▼▼▼
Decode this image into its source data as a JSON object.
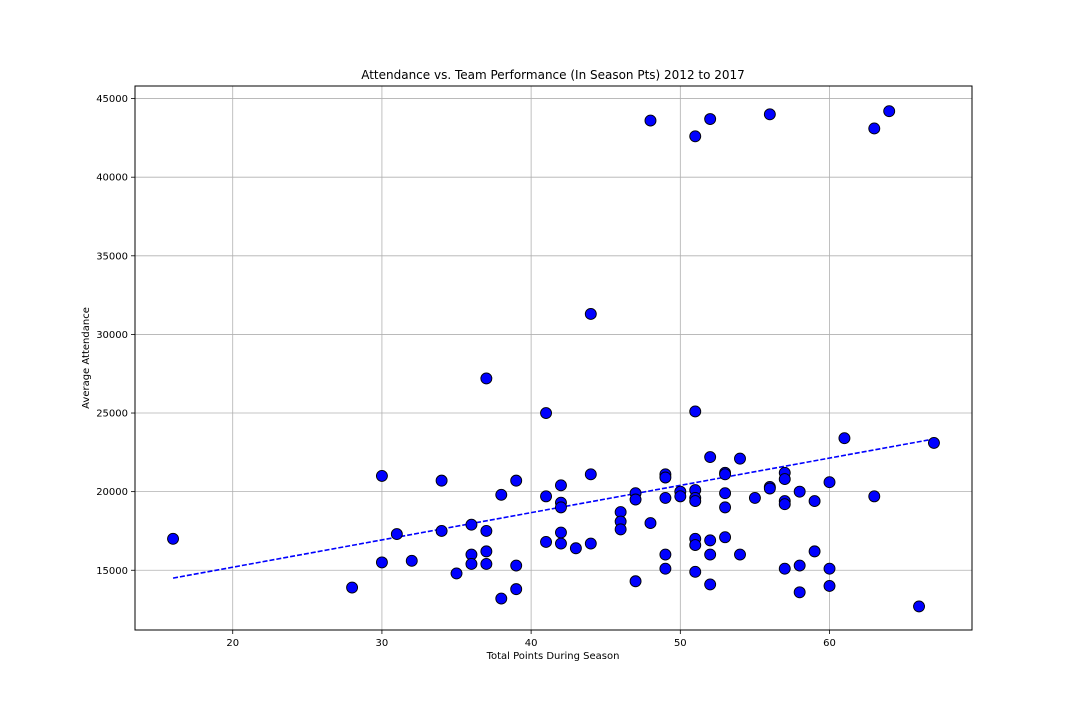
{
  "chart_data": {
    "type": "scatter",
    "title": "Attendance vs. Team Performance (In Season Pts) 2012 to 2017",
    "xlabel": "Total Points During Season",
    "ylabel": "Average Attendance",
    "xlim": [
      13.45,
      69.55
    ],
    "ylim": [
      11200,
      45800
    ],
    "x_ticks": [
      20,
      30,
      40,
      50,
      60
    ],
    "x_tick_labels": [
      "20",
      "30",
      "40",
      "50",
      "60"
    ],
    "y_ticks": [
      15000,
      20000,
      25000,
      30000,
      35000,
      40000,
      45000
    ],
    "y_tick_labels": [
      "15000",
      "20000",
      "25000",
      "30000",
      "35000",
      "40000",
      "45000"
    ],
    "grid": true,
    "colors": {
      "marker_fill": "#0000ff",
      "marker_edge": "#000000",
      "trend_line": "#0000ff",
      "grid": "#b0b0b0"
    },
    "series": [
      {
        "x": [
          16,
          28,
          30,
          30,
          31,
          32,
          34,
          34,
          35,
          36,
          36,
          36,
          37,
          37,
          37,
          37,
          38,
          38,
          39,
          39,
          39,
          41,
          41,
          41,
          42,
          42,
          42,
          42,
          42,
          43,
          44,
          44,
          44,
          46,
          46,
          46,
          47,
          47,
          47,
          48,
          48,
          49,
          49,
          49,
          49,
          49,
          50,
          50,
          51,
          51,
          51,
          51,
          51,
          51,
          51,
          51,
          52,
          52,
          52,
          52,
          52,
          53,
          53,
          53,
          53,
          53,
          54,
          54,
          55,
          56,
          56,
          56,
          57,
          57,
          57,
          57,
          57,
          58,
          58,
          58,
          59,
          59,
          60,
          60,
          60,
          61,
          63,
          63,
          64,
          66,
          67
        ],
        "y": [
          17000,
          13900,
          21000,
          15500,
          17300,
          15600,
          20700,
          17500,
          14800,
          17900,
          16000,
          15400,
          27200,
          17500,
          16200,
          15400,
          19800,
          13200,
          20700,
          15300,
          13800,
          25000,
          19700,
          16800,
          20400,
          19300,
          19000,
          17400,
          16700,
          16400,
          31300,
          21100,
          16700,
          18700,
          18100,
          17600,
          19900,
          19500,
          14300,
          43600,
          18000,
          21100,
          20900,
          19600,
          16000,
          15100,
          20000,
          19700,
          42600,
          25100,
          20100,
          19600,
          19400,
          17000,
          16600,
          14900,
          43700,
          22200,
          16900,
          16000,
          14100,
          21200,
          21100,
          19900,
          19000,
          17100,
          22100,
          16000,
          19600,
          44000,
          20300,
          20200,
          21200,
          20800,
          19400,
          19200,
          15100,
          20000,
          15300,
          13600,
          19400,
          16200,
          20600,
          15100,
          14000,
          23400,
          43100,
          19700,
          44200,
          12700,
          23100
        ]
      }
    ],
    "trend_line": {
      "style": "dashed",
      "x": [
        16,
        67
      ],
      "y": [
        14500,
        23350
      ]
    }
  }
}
▲▲▲
### CHALLENGE
Extract all lines containing the word "Attendance".

### EXERCISE SOLUTION
    "title": "Attendance vs. Team Performance (In Season Pts) 2012 to 2017",
    "ylabel": "Average Attendance",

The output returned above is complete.